BEGIN Stored data

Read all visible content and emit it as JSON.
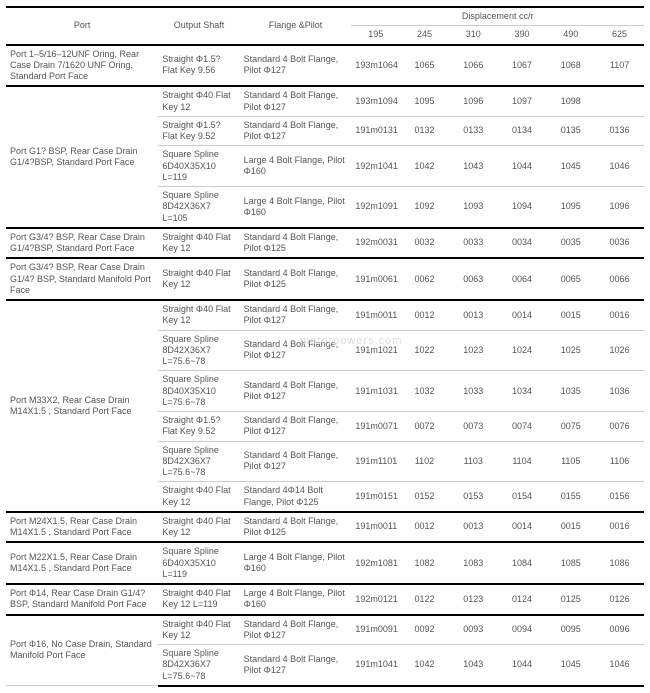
{
  "header": {
    "port": "Port",
    "shaft": "Output\nShaft",
    "flange": "Flange\n&Pilot",
    "disp_title": "Displacement cc/r",
    "disp_cols": [
      "195",
      "245",
      "310",
      "390",
      "490",
      "625"
    ]
  },
  "watermark": "motorpowers.com",
  "sections": [
    {
      "port": "Port 1–5/16–12UNF Oring, Rear Case Drain 7/1620 UNF Oring, Standard Port Face",
      "rows": [
        {
          "shaft": "Straight Φ1.5?\nFlat Key 9.56",
          "flange": "Standard 4 Bolt Flange, Pilot Φ127",
          "d": [
            "193m1064",
            "1065",
            "1066",
            "1067",
            "1068",
            "1107"
          ]
        }
      ]
    },
    {
      "port": "Port G1? BSP, Rear Case Drain G1/4?BSP, Standard Port Face",
      "rows": [
        {
          "shaft": "Straight Φ40\nFlat Key 12",
          "flange": "Standard 4 Bolt Flange, Pilot Φ127",
          "d": [
            "193m1094",
            "1095",
            "1096",
            "1097",
            "1098",
            ""
          ]
        },
        {
          "shaft": "Straight Φ1.5?\nFlat Key 9.52",
          "flange": "Standard 4 Bolt Flange, Pilot Φ127",
          "d": [
            "191m0131",
            "0132",
            "0133",
            "0134",
            "0135",
            "0136"
          ]
        },
        {
          "shaft": "Square Spline 6D40X35X10 L=119",
          "flange": "Large 4 Bolt Flange, Pilot Φ160",
          "d": [
            "192m1041",
            "1042",
            "1043",
            "1044",
            "1045",
            "1046"
          ]
        },
        {
          "shaft": "Square Spline 8D42X36X7 L=105",
          "flange": "Large 4 Bolt Flange, Pilot Φ160",
          "d": [
            "192m1091",
            "1092",
            "1093",
            "1094",
            "1095",
            "1096"
          ]
        }
      ]
    },
    {
      "port": "Port G3/4? BSP, Rear Case Drain G1/4?BSP, Standard Port Face",
      "rows": [
        {
          "shaft": "Straight Φ40\nFlat Key 12",
          "flange": "Standard 4 Bolt Flange, Pilot Φ125",
          "d": [
            "192m0031",
            "0032",
            "0033",
            "0034",
            "0035",
            "0036"
          ]
        }
      ]
    },
    {
      "port": "Port G3/4? BSP, Rear Case Drain G1/4? BSP, Standard Manifold Port Face",
      "rows": [
        {
          "shaft": "Straight Φ40\nFlat Key 12",
          "flange": "Standard 4 Bolt Flange, Pilot Φ125",
          "d": [
            "191m0061",
            "0062",
            "0063",
            "0064",
            "0065",
            "0066"
          ]
        }
      ]
    },
    {
      "port": "Port M33X2, Rear Case Drain M14X1.5 , Standard Port Face",
      "rows": [
        {
          "shaft": "Straight Φ40\nFlat Key 12",
          "flange": "Standard 4 Bolt Flange, Pilot Φ127",
          "d": [
            "191m0011",
            "0012",
            "0013",
            "0014",
            "0015",
            "0016"
          ]
        },
        {
          "shaft": "Square Spline 8D42X36X7 L=75.6~78",
          "flange": "Standard 4 Bolt Flange, Pilot Φ127",
          "d": [
            "191m1021",
            "1022",
            "1023",
            "1024",
            "1025",
            "1026"
          ]
        },
        {
          "shaft": "Square Spline 8D40X35X10 L=75.6~78",
          "flange": "Standard 4 Bolt Flange, Pilot Φ127",
          "d": [
            "191m1031",
            "1032",
            "1033",
            "1034",
            "1035",
            "1036"
          ]
        },
        {
          "shaft": "Straight Φ1.5?\nFlat Key 9.52",
          "flange": "Standard 4 Bolt Flange, Pilot Φ127",
          "d": [
            "191m0071",
            "0072",
            "0073",
            "0074",
            "0075",
            "0076"
          ]
        },
        {
          "shaft": "Square Spline 8D42X36X7 L=75.6~78",
          "flange": "Standard 4 Bolt Flange, Pilot Φ127",
          "d": [
            "191m1101",
            "1102",
            "1103",
            "1104",
            "1105",
            "1106"
          ]
        },
        {
          "shaft": "Straight Φ40\nFlat Key 12",
          "flange": "Standard 4Φ14 Bolt Flange, Pilot Φ125",
          "d": [
            "191m0151",
            "0152",
            "0153",
            "0154",
            "0155",
            "0156"
          ]
        }
      ]
    },
    {
      "port": "Port M24X1.5, Rear Case Drain M14X1.5 , Standard Port Face",
      "rows": [
        {
          "shaft": "Straight Φ40\nFlat Key 12",
          "flange": "Standard 4 Bolt Flange, Pilot Φ125",
          "d": [
            "191m0011",
            "0012",
            "0013",
            "0014",
            "0015",
            "0016"
          ]
        }
      ]
    },
    {
      "port": "Port M22X1.5, Rear Case Drain M14X1.5 , Standard Port Face",
      "rows": [
        {
          "shaft": "Square Spline 6D40X35X10 L=119",
          "flange": "Large 4 Bolt Flange, Pilot Φ160",
          "d": [
            "192m1081",
            "1082",
            "1083",
            "1084",
            "1085",
            "1086"
          ]
        }
      ]
    },
    {
      "port": "Port Φ14, Rear Case Drain G1/4? BSP, Standard Manifold Port Face",
      "rows": [
        {
          "shaft": "Straight Φ40\nFlat Key 12\nL=119",
          "flange": "Large 4 Bolt Flange, Pilot Φ160",
          "d": [
            "192m0121",
            "0122",
            "0123",
            "0124",
            "0125",
            "0126"
          ]
        }
      ]
    },
    {
      "port": "Port  Φ16, No Case Drain, Standard Manifold Port Face",
      "rows": [
        {
          "shaft": "Straight Φ40\nFlat Key 12",
          "flange": "Standard 4 Bolt Flange, Pilot Φ127",
          "d": [
            "191m0091",
            "0092",
            "0093",
            "0094",
            "0095",
            "0096"
          ]
        },
        {
          "shaft": "Square Spline 8D42X36X7 L=75.6~78",
          "flange": "Standard 4 Bolt Flange, Pilot Φ127",
          "d": [
            "191m1041",
            "1042",
            "1043",
            "1044",
            "1045",
            "1046"
          ]
        }
      ]
    }
  ]
}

END Stored data

> _Instructions for the task_: Track down every line with the word "Manifold" and copy it.

> _Exercise output_:
      "port": "Port G3/4? BSP, Rear Case Drain G1/4? BSP, Standard Manifold Port Face",
      "port": "Port Φ14, Rear Case Drain G1/4? BSP, Standard Manifold Port Face",
      "port": "Port  Φ16, No Case Drain, Standard Manifold Port Face",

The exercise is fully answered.